Start of PROVIDED DATA
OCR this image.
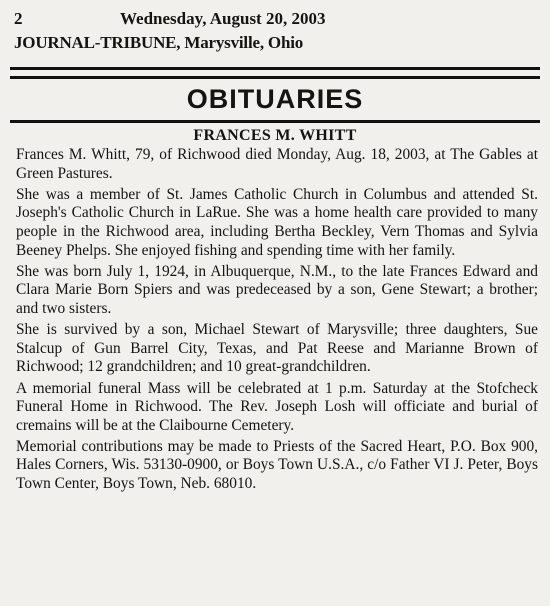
2	Wednesday, August 20, 2003
JOURNAL-TRIBUNE, Marysville, Ohio
OBITUARIES
FRANCES M. WHITT

Frances M. Whitt, 79, of Richwood died Monday, Aug. 18, 2003, at The Gables at Green Pastures.

She was a member of St. James Catholic Church in Columbus and attended St. Joseph's Catholic Church in LaRue. She was a home health care provided to many people in the Richwood area, including Bertha Beckley, Vern Thomas and Sylvia Beeney Phelps. She enjoyed fishing and spending time with her family.

She was born July 1, 1924, in Albuquerque, N.M., to the late Frances Edward and Clara Marie Born Spiers and was predeceased by a son, Gene Stewart; a brother; and two sisters.

She is survived by a son, Michael Stewart of Marysville; three daughters, Sue Stalcup of Gun Barrel City, Texas, and Pat Reese and Marianne Brown of Richwood; 12 grandchildren; and 10 great-grandchildren.

A memorial funeral Mass will be celebrated at 1 p.m. Saturday at the Stofcheck Funeral Home in Richwood. The Rev. Joseph Losh will officiate and burial of cremains will be at the Claibourne Cemetery.

Memorial contributions may be made to Priests of the Sacred Heart, P.O. Box 900, Hales Corners, Wis. 53130-0900, or Boys Town U.S.A., c/o Father VI J. Peter, Boys Town Center, Boys Town, Neb. 68010.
End of PROVIDED DATA
◆ DIRECTIONS FOR THIS TASK: Check each line of the records above for the string "Stewart", and report every line that has it.

◆ WORKED SOLUTION:
She was born July 1, 1924, in Albuquerque, N.M., to the late Frances Edward and Clara Marie Born Spiers and was predeceased by a son, Gene Stewart; a brother; and two sisters.
She is survived by a son, Michael Stewart of Marysville; three daughters, Sue Stalcup of Gun Barrel City, Texas, and Pat Reese and Marianne Brown of Richwood; 12 grandchildren; and 10 great-grandchildren.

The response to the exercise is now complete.